- _Exercise_
Filter the data for lines with the word "deals", then copy every line so identified.

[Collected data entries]
——————————

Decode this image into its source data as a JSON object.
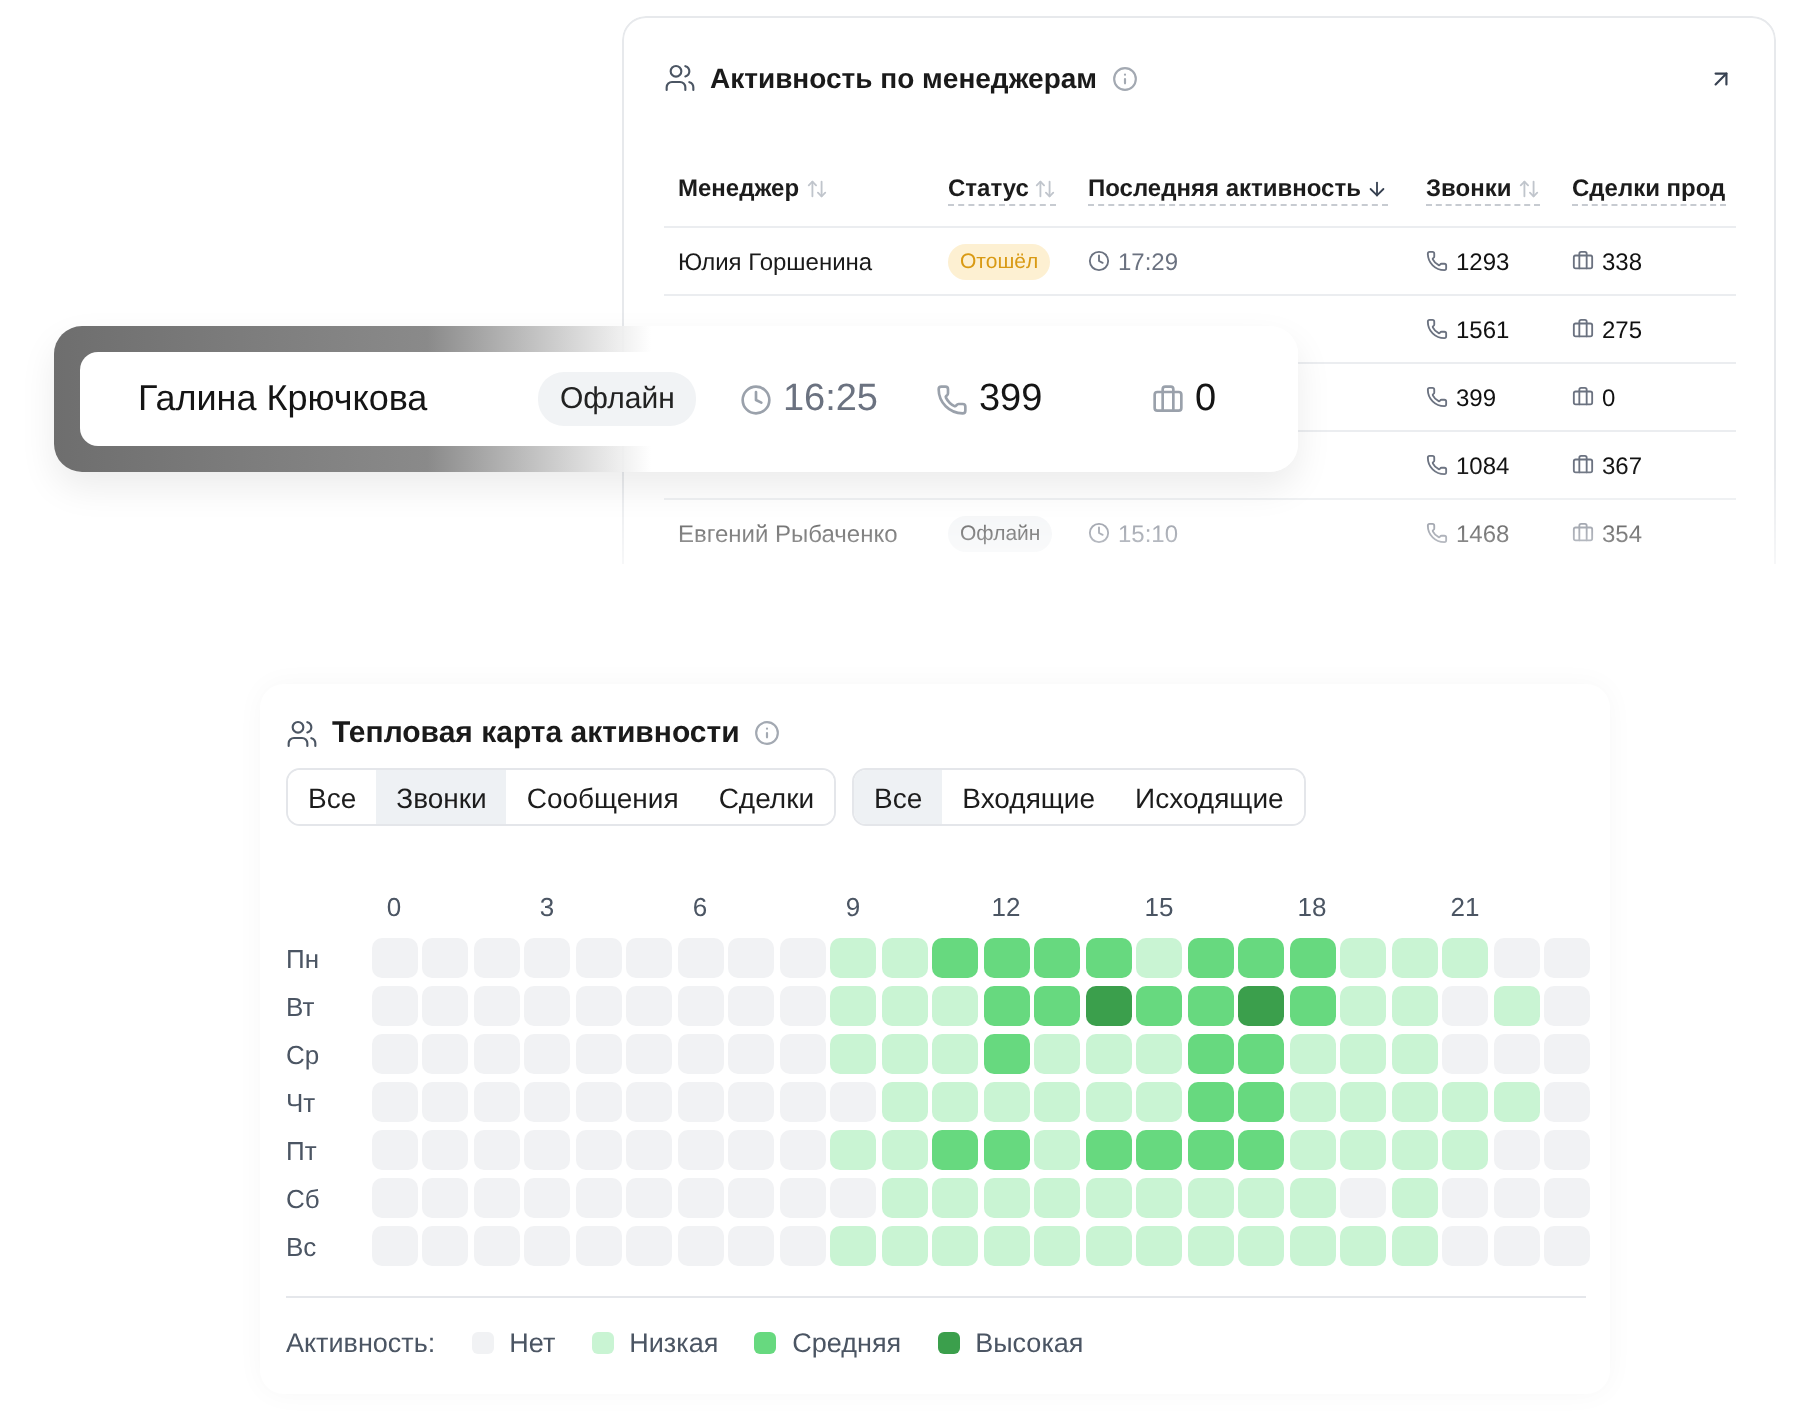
{
  "managers_card": {
    "title": "Активность по менеджерам",
    "columns": [
      {
        "label": "Менеджер",
        "kind": "sortable",
        "underlined": false
      },
      {
        "label": "Статус",
        "kind": "sortable",
        "underlined": true
      },
      {
        "label": "Последняя активность",
        "kind": "sorted",
        "underlined": true
      },
      {
        "label": "Звонки",
        "kind": "sortable",
        "underlined": true
      },
      {
        "label": "Сделки прод",
        "kind": "plain",
        "underlined": true
      }
    ],
    "rows": [
      {
        "name": "Юлия Горшенина",
        "status": {
          "label": "Отошёл",
          "kind": "away"
        },
        "time": "17:29",
        "calls": "1293",
        "deals": "338"
      },
      {
        "calls": "1561",
        "deals": "275"
      },
      {
        "calls": "399",
        "deals": "0"
      },
      {
        "calls": "1084",
        "deals": "367"
      },
      {
        "name": "Евгений Рыбаченко",
        "status": {
          "label": "Офлайн",
          "kind": "offline"
        },
        "time": "15:10",
        "calls": "1468",
        "deals": "354"
      }
    ]
  },
  "highlight_row": {
    "name": "Галина Крючкова",
    "status": {
      "label": "Офлайн",
      "kind": "offline"
    },
    "time": "16:25",
    "calls": "399",
    "deals": "0"
  },
  "heatmap": {
    "title": "Тепловая карта активности",
    "filter_groups": [
      [
        {
          "label": "Все",
          "selected": false
        },
        {
          "label": "Звонки",
          "selected": true
        },
        {
          "label": "Сообщения",
          "selected": false
        },
        {
          "label": "Сделки",
          "selected": false
        }
      ],
      [
        {
          "label": "Все",
          "selected": true
        },
        {
          "label": "Входящие",
          "selected": false
        },
        {
          "label": "Исходящие",
          "selected": false
        }
      ]
    ],
    "hours": [
      "0",
      "3",
      "6",
      "9",
      "12",
      "15",
      "18",
      "21"
    ],
    "rows": [
      {
        "day": "Пн",
        "cells": [
          {
            "kind": "none"
          },
          {
            "kind": "none"
          },
          {
            "kind": "none"
          },
          {
            "kind": "none"
          },
          {
            "kind": "none"
          },
          {
            "kind": "none"
          },
          {
            "kind": "none"
          },
          {
            "kind": "none"
          },
          {
            "kind": "none"
          },
          {
            "kind": "low"
          },
          {
            "kind": "low"
          },
          {
            "kind": "medium"
          },
          {
            "kind": "medium"
          },
          {
            "kind": "medium"
          },
          {
            "kind": "medium"
          },
          {
            "kind": "low"
          },
          {
            "kind": "medium"
          },
          {
            "kind": "medium"
          },
          {
            "kind": "medium"
          },
          {
            "kind": "low"
          },
          {
            "kind": "low"
          },
          {
            "kind": "low"
          },
          {
            "kind": "none"
          },
          {
            "kind": "none"
          }
        ]
      },
      {
        "day": "Вт",
        "cells": [
          {
            "kind": "none"
          },
          {
            "kind": "none"
          },
          {
            "kind": "none"
          },
          {
            "kind": "none"
          },
          {
            "kind": "none"
          },
          {
            "kind": "none"
          },
          {
            "kind": "none"
          },
          {
            "kind": "none"
          },
          {
            "kind": "none"
          },
          {
            "kind": "low"
          },
          {
            "kind": "low"
          },
          {
            "kind": "low"
          },
          {
            "kind": "medium"
          },
          {
            "kind": "medium"
          },
          {
            "kind": "high"
          },
          {
            "kind": "medium"
          },
          {
            "kind": "medium"
          },
          {
            "kind": "high"
          },
          {
            "kind": "medium"
          },
          {
            "kind": "low"
          },
          {
            "kind": "low"
          },
          {
            "kind": "none"
          },
          {
            "kind": "low"
          },
          {
            "kind": "none"
          }
        ]
      },
      {
        "day": "Ср",
        "cells": [
          {
            "kind": "none"
          },
          {
            "kind": "none"
          },
          {
            "kind": "none"
          },
          {
            "kind": "none"
          },
          {
            "kind": "none"
          },
          {
            "kind": "none"
          },
          {
            "kind": "none"
          },
          {
            "kind": "none"
          },
          {
            "kind": "none"
          },
          {
            "kind": "low"
          },
          {
            "kind": "low"
          },
          {
            "kind": "low"
          },
          {
            "kind": "medium"
          },
          {
            "kind": "low"
          },
          {
            "kind": "low"
          },
          {
            "kind": "low"
          },
          {
            "kind": "medium"
          },
          {
            "kind": "medium"
          },
          {
            "kind": "low"
          },
          {
            "kind": "low"
          },
          {
            "kind": "low"
          },
          {
            "kind": "none"
          },
          {
            "kind": "none"
          },
          {
            "kind": "none"
          }
        ]
      },
      {
        "day": "Чт",
        "cells": [
          {
            "kind": "none"
          },
          {
            "kind": "none"
          },
          {
            "kind": "none"
          },
          {
            "kind": "none"
          },
          {
            "kind": "none"
          },
          {
            "kind": "none"
          },
          {
            "kind": "none"
          },
          {
            "kind": "none"
          },
          {
            "kind": "none"
          },
          {
            "kind": "none"
          },
          {
            "kind": "low"
          },
          {
            "kind": "low"
          },
          {
            "kind": "low"
          },
          {
            "kind": "low"
          },
          {
            "kind": "low"
          },
          {
            "kind": "low"
          },
          {
            "kind": "medium"
          },
          {
            "kind": "medium"
          },
          {
            "kind": "low"
          },
          {
            "kind": "low"
          },
          {
            "kind": "low"
          },
          {
            "kind": "low"
          },
          {
            "kind": "low"
          },
          {
            "kind": "none"
          }
        ]
      },
      {
        "day": "Пт",
        "cells": [
          {
            "kind": "none"
          },
          {
            "kind": "none"
          },
          {
            "kind": "none"
          },
          {
            "kind": "none"
          },
          {
            "kind": "none"
          },
          {
            "kind": "none"
          },
          {
            "kind": "none"
          },
          {
            "kind": "none"
          },
          {
            "kind": "none"
          },
          {
            "kind": "low"
          },
          {
            "kind": "low"
          },
          {
            "kind": "medium"
          },
          {
            "kind": "medium"
          },
          {
            "kind": "low"
          },
          {
            "kind": "medium"
          },
          {
            "kind": "medium"
          },
          {
            "kind": "medium"
          },
          {
            "kind": "medium"
          },
          {
            "kind": "low"
          },
          {
            "kind": "low"
          },
          {
            "kind": "low"
          },
          {
            "kind": "low"
          },
          {
            "kind": "none"
          },
          {
            "kind": "none"
          }
        ]
      },
      {
        "day": "Сб",
        "cells": [
          {
            "kind": "none"
          },
          {
            "kind": "none"
          },
          {
            "kind": "none"
          },
          {
            "kind": "none"
          },
          {
            "kind": "none"
          },
          {
            "kind": "none"
          },
          {
            "kind": "none"
          },
          {
            "kind": "none"
          },
          {
            "kind": "none"
          },
          {
            "kind": "none"
          },
          {
            "kind": "low"
          },
          {
            "kind": "low"
          },
          {
            "kind": "low"
          },
          {
            "kind": "low"
          },
          {
            "kind": "low"
          },
          {
            "kind": "low"
          },
          {
            "kind": "low"
          },
          {
            "kind": "low"
          },
          {
            "kind": "low"
          },
          {
            "kind": "none"
          },
          {
            "kind": "low"
          },
          {
            "kind": "none"
          },
          {
            "kind": "none"
          },
          {
            "kind": "none"
          }
        ]
      },
      {
        "day": "Вс",
        "cells": [
          {
            "kind": "none"
          },
          {
            "kind": "none"
          },
          {
            "kind": "none"
          },
          {
            "kind": "none"
          },
          {
            "kind": "none"
          },
          {
            "kind": "none"
          },
          {
            "kind": "none"
          },
          {
            "kind": "none"
          },
          {
            "kind": "none"
          },
          {
            "kind": "low"
          },
          {
            "kind": "low"
          },
          {
            "kind": "low"
          },
          {
            "kind": "low"
          },
          {
            "kind": "low"
          },
          {
            "kind": "low"
          },
          {
            "kind": "low"
          },
          {
            "kind": "low"
          },
          {
            "kind": "low"
          },
          {
            "kind": "low"
          },
          {
            "kind": "low"
          },
          {
            "kind": "low"
          },
          {
            "kind": "none"
          },
          {
            "kind": "none"
          },
          {
            "kind": "none"
          }
        ]
      }
    ],
    "legend": {
      "label": "Активность:",
      "items": [
        {
          "label": "Нет",
          "kind": "none"
        },
        {
          "label": "Низкая",
          "kind": "low"
        },
        {
          "label": "Средняя",
          "kind": "medium"
        },
        {
          "label": "Высокая",
          "kind": "high"
        }
      ]
    }
  }
}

——————————

- _Result of this exercise_
        "deals": "338"
        "deals": "275"
        "deals": "0"
        "deals": "367"
        "deals": "354"
    "deals": "0"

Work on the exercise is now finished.